# PROBLEM DETAILS:
Pull out from the material below all lines with "stop".

# RECORDS FOR THIS EXERCISE:

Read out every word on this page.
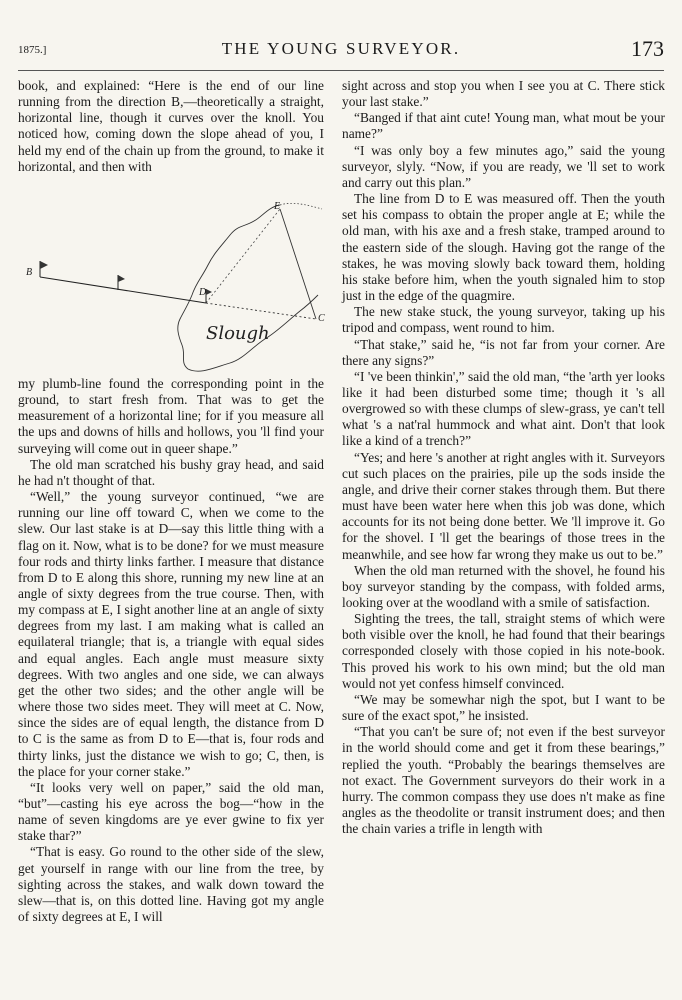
1875.]	THE YOUNG SURVEYOR.	173

book, and explained: “Here is the end of our line running from the direction B,—theoretically a straight, horizontal line, though it curves over the knoll. You noticed how, coming down the slope ahead of you, I held my end of the chain up from the ground, to make it horizontal, and then with

my plumb-line found the corresponding point in the ground, to start fresh from. That was to get the measurement of a horizontal line; for if you measure all the ups and downs of hills and hollows, you 'll find your surveying will come out in queer shape.”

The old man scratched his bushy gray head, and said he had n't thought of that.

“Well,” the young surveyor continued, “we are running our line off toward C, when we come to the slew. Our last stake is at D—say this little thing with a flag on it. Now, what is to be done? for we must measure four rods and thirty links farther. I measure that distance from D to E along this shore, running my new line at an angle of sixty degrees from the true course. Then, with my compass at E, I sight another line at an angle of sixty degrees from my last. I am making what is called an equilateral triangle; that is, a triangle with equal sides and equal angles. Each angle must measure sixty degrees. With two angles and one side, we can always get the other two sides; and the other angle will be where those two sides meet. They will meet at C. Now, since the sides are of equal length, the distance from D to C is the same as from D to E—that is, four rods and thirty links, just the distance we wish to go; C, then, is the place for your corner stake.”

“It looks very well on paper,” said the old man, “but”—casting his eye across the bog—“how in the name of seven kingdoms are ye ever gwine to fix yer stake thar?”

“That is easy. Go round to the other side of the slew, get yourself in range with our line from the tree, by sighting across the stakes, and walk down toward the slew—that is, on this dotted line. Having got my angle of sixty degrees at E, I will

B
D
E
C
Slough

sight across and stop you when I see you at C. There stick your last stake.”

“Banged if that aint cute! Young man, what mout be your name?”

“I was only boy a few minutes ago,” said the young surveyor, slyly. “Now, if you are ready, we 'll set to work and carry out this plan.”

The line from D to E was measured off. Then the youth set his compass to obtain the proper angle at E; while the old man, with his axe and a fresh stake, tramped around to the eastern side of the slough. Having got the range of the stakes, he was moving slowly back toward them, holding his stake before him, when the youth signaled him to stop just in the edge of the quagmire.

The new stake stuck, the young surveyor, taking up his tripod and compass, went round to him.

“That stake,” said he, “is not far from your corner. Are there any signs?”

“I 've been thinkin',” said the old man, “the 'arth yer looks like it had been disturbed some time; though it 's all overgrowed so with these clumps of slew-grass, ye can't tell what 's a nat'ral hummock and what aint. Don't that look like a kind of a trench?”

“Yes; and here 's another at right angles with it. Surveyors cut such places on the prairies, pile up the sods inside the angle, and drive their corner stakes through them. But there must have been water here when this job was done, which accounts for its not being done better. We 'll improve it. Go for the shovel. I 'll get the bearings of those trees in the meanwhile, and see how far wrong they make us out to be.”

When the old man returned with the shovel, he found his boy surveyor standing by the compass, with folded arms, looking over at the woodland with a smile of satisfaction.

Sighting the trees, the tall, straight stems of which were both visible over the knoll, he had found that their bearings corresponded closely with those copied in his note-book. This proved his work to his own mind; but the old man would not yet confess himself convinced.

“We may be somewhar nigh the spot, but I want to be sure of the exact spot,” he insisted.

“That you can't be sure of; not even if the best surveyor in the world should come and get it from these bearings,” replied the youth. “Probably the bearings themselves are not exact. The Government surveyors do their work in a hurry. The common compass they use does n't make as fine angles as the theodolite or transit instrument does; and then the chain varies a trifle in length with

# OUTPUT BELOW:
sight across and stop you when I see you at C. There stick your last stake.”
The line from D to E was measured off. Then the youth set his compass to obtain the proper angle at E; while the old man, with his axe and a fresh stake, tramped around to the eastern side of the slough. Having got the range of the stakes, he was moving slowly back toward them, holding his stake before him, when the youth signaled him to stop just in the edge of the quagmire.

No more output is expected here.